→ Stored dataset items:
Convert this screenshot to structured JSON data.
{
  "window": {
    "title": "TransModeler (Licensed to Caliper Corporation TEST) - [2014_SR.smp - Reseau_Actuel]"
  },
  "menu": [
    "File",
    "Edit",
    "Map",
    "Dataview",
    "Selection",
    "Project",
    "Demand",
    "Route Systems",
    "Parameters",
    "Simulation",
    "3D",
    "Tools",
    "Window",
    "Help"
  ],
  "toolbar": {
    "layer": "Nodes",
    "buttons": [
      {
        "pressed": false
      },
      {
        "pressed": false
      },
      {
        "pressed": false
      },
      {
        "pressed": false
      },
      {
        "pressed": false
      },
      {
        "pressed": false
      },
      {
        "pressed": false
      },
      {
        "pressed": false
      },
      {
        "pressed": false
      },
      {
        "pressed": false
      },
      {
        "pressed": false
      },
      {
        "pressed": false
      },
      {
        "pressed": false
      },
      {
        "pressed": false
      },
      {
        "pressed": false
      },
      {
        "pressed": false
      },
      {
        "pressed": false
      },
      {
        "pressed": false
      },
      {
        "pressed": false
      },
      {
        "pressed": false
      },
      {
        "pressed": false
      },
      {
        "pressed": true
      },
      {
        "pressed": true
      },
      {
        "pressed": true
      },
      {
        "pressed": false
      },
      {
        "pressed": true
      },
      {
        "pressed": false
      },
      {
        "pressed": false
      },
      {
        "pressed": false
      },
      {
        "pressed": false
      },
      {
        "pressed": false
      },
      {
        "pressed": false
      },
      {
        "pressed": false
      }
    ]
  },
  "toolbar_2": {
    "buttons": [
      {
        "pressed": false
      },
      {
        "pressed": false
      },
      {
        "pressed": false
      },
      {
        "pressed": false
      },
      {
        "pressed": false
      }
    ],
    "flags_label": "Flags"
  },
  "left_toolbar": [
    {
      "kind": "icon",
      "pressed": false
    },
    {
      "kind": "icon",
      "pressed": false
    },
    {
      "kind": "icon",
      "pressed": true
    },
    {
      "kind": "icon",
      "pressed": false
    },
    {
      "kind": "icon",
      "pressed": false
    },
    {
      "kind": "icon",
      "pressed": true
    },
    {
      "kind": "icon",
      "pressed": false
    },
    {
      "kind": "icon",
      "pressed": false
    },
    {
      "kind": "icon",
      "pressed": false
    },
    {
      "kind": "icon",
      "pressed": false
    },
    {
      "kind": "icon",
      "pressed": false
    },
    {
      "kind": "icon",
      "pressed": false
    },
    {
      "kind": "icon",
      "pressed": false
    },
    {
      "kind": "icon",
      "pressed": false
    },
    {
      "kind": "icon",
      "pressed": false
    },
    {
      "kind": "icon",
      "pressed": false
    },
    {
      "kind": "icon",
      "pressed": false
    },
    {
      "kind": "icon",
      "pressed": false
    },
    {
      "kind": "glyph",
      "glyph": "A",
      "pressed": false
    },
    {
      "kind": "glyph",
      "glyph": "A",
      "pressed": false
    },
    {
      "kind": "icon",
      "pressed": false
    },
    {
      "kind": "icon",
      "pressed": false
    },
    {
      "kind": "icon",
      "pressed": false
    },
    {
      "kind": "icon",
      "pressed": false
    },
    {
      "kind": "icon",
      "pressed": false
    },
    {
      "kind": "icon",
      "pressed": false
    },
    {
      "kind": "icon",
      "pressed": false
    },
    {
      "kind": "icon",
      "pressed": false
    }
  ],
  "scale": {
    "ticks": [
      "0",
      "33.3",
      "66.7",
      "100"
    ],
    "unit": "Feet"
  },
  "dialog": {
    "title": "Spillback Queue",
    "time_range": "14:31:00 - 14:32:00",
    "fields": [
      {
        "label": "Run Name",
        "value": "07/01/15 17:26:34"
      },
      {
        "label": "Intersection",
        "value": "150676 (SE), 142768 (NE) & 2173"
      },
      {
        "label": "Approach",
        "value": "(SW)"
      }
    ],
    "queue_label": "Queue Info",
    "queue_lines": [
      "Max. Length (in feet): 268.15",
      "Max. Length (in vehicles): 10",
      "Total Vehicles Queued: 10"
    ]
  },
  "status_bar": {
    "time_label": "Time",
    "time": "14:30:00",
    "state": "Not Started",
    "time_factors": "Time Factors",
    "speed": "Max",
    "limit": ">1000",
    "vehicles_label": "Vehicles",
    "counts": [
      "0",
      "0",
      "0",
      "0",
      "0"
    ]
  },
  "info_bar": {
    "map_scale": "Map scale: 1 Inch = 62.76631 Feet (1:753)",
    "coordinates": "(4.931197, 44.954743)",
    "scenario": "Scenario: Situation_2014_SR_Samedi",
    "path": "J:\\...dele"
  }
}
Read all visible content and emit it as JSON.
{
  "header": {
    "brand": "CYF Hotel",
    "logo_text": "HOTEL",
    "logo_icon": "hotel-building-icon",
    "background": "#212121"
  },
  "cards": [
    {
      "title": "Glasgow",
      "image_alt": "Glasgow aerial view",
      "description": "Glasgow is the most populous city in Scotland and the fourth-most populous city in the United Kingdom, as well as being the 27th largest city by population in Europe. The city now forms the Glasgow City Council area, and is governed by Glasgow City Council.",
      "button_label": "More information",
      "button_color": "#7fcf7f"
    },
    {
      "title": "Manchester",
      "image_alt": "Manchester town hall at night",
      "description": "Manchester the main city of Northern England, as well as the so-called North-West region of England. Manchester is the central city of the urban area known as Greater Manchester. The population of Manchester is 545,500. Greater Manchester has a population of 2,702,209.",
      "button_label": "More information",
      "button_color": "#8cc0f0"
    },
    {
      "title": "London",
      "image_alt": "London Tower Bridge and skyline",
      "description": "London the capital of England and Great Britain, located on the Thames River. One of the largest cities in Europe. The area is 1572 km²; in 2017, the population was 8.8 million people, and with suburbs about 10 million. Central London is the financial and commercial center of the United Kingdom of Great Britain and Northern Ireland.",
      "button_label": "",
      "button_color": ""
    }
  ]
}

→ Task goal:
Reproduce the full set of records precisely.

→ Solution to the problem:
Convert this screenshot to structured JSON data.
{
  "window": {
    "title": "TransModeler (Licensed to Caliper Corporation TEST) - [2014_SR.smp - Reseau_Actuel]"
  },
  "menu": [
    "File",
    "Edit",
    "Map",
    "Dataview",
    "Selection",
    "Project",
    "Demand",
    "Route Systems",
    "Parameters",
    "Simulation",
    "3D",
    "Tools",
    "Window",
    "Help"
  ],
  "toolbar": {
    "layer": "Nodes",
    "buttons": [
      {
        "pressed": false
      },
      {
        "pressed": false
      },
      {
        "pressed": false
      },
      {
        "pressed": false
      },
      {
        "pressed": false
      },
      {
        "pressed": false
      },
      {
        "pressed": false
      },
      {
        "pressed": false
      },
      {
        "pressed": false
      },
      {
        "pressed": false
      },
      {
        "pressed": false
      },
      {
        "pressed": false
      },
      {
        "pressed": false
      },
      {
        "pressed": false
      },
      {
        "pressed": false
      },
      {
        "pressed": false
      },
      {
        "pressed": false
      },
      {
        "pressed": false
      },
      {
        "pressed": false
      },
      {
        "pressed": false
      },
      {
        "pressed": false
      },
      {
        "pressed": true
      },
      {
        "pressed": true
      },
      {
        "pressed": true
      },
      {
        "pressed": false
      },
      {
        "pressed": true
      },
      {
        "pressed": false
      },
      {
        "pressed": false
      },
      {
        "pressed": false
      },
      {
        "pressed": false
      },
      {
        "pressed": false
      },
      {
        "pressed": false
      },
      {
        "pressed": false
      }
    ]
  },
  "toolbar_2": {
    "buttons": [
      {
        "pressed": false
      },
      {
        "pressed": false
      },
      {
        "pressed": false
      },
      {
        "pressed": false
      },
      {
        "pressed": false
      }
    ],
    "flags_label": "Flags"
  },
  "left_toolbar": [
    {
      "kind": "icon",
      "pressed": false
    },
    {
      "kind": "icon",
      "pressed": false
    },
    {
      "kind": "icon",
      "pressed": true
    },
    {
      "kind": "icon",
      "pressed": false
    },
    {
      "kind": "icon",
      "pressed": false
    },
    {
      "kind": "icon",
      "pressed": true
    },
    {
      "kind": "icon",
      "pressed": false
    },
    {
      "kind": "icon",
      "pressed": false
    },
    {
      "kind": "icon",
      "pressed": false
    },
    {
      "kind": "icon",
      "pressed": false
    },
    {
      "kind": "icon",
      "pressed": false
    },
    {
      "kind": "icon",
      "pressed": false
    },
    {
      "kind": "icon",
      "pressed": false
    },
    {
      "kind": "icon",
      "pressed": false
    },
    {
      "kind": "icon",
      "pressed": false
    },
    {
      "kind": "icon",
      "pressed": false
    },
    {
      "kind": "icon",
      "pressed": false
    },
    {
      "kind": "icon",
      "pressed": false
    },
    {
      "kind": "glyph",
      "glyph": "A",
      "pressed": false
    },
    {
      "kind": "glyph",
      "glyph": "A",
      "pressed": false
    },
    {
      "kind": "icon",
      "pressed": false
    },
    {
      "kind": "icon",
      "pressed": false
    },
    {
      "kind": "icon",
      "pressed": false
    },
    {
      "kind": "icon",
      "pressed": false
    },
    {
      "kind": "icon",
      "pressed": false
    },
    {
      "kind": "icon",
      "pressed": false
    },
    {
      "kind": "icon",
      "pressed": false
    },
    {
      "kind": "icon",
      "pressed": false
    }
  ],
  "scale": {
    "ticks": [
      "0",
      "33.3",
      "66.7",
      "100"
    ],
    "unit": "Feet"
  },
  "dialog": {
    "title": "Spillback Queue",
    "time_range": "14:31:00 - 14:32:00",
    "fields": [
      {
        "label": "Run Name",
        "value": "07/01/15 17:26:34"
      },
      {
        "label": "Intersection",
        "value": "150676 (SE), 142768 (NE) & 2173"
      },
      {
        "label": "Approach",
        "value": "(SW)"
      }
    ],
    "queue_label": "Queue Info",
    "queue_lines": [
      "Max. Length (in feet): 268.15",
      "Max. Length (in vehicles): 10",
      "Total Vehicles Queued: 10"
    ]
  },
  "status_bar": {
    "time_label": "Time",
    "time": "14:30:00",
    "state": "Not Started",
    "time_factors": "Time Factors",
    "speed": "Max",
    "limit": ">1000",
    "vehicles_label": "Vehicles",
    "counts": [
      "0",
      "0",
      "0",
      "0",
      "0"
    ]
  },
  "info_bar": {
    "map_scale": "Map scale: 1 Inch = 62.76631 Feet (1:753)",
    "coordinates": "(4.931197, 44.954743)",
    "scenario": "Scenario: Situation_2014_SR_Samedi",
    "path": "J:\\...dele"
  }
}
Read all visible content and emit it as JSON.
{
  "header": {
    "brand": "CYF Hotel",
    "logo_text": "HOTEL",
    "logo_icon": "hotel-building-icon",
    "background": "#212121"
  },
  "cards": [
    {
      "title": "Glasgow",
      "image_alt": "Glasgow aerial view",
      "description": "Glasgow is the most populous city in Scotland and the fourth-most populous city in the United Kingdom, as well as being the 27th largest city by population in Europe. The city now forms the Glasgow City Council area, and is governed by Glasgow City Council.",
      "button_label": "More information",
      "button_color": "#7fcf7f"
    },
    {
      "title": "Manchester",
      "image_alt": "Manchester town hall at night",
      "description": "Manchester the main city of Northern England, as well as the so-called North-West region of England. Manchester is the central city of the urban area known as Greater Manchester. The population of Manchester is 545,500. Greater Manchester has a population of 2,702,209.",
      "button_label": "More information",
      "button_color": "#8cc0f0"
    },
    {
      "title": "London",
      "image_alt": "London Tower Bridge and skyline",
      "description": "London the capital of England and Great Britain, located on the Thames River. One of the largest cities in Europe. The area is 1572 km²; in 2017, the population was 8.8 million people, and with suburbs about 10 million. Central London is the financial and commercial center of the United Kingdom of Great Britain and Northern Ireland.",
      "button_label": "",
      "button_color": ""
    }
  ]
}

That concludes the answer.